Records that describe figures:
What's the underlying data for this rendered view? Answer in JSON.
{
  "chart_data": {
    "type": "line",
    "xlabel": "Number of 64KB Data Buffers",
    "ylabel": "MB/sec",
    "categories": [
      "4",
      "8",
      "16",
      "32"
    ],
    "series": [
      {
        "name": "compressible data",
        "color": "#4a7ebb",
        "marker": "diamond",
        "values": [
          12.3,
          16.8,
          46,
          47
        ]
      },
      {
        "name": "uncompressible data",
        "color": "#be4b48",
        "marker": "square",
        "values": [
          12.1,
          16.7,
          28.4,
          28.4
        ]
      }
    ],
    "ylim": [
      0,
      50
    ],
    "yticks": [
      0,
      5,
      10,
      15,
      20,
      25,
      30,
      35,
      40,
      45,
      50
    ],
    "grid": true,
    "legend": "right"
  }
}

Written exercise:
Give a word-for-word copy of the records.

Written response:
What's the underlying data for this rendered view? Answer in JSON.
{
  "chart_data": {
    "type": "line",
    "xlabel": "Number of 64KB Data Buffers",
    "ylabel": "MB/sec",
    "categories": [
      "4",
      "8",
      "16",
      "32"
    ],
    "series": [
      {
        "name": "compressible data",
        "color": "#4a7ebb",
        "marker": "diamond",
        "values": [
          12.3,
          16.8,
          46,
          47
        ]
      },
      {
        "name": "uncompressible data",
        "color": "#be4b48",
        "marker": "square",
        "values": [
          12.1,
          16.7,
          28.4,
          28.4
        ]
      }
    ],
    "ylim": [
      0,
      50
    ],
    "yticks": [
      0,
      5,
      10,
      15,
      20,
      25,
      30,
      35,
      40,
      45,
      50
    ],
    "grid": true,
    "legend": "right"
  }
}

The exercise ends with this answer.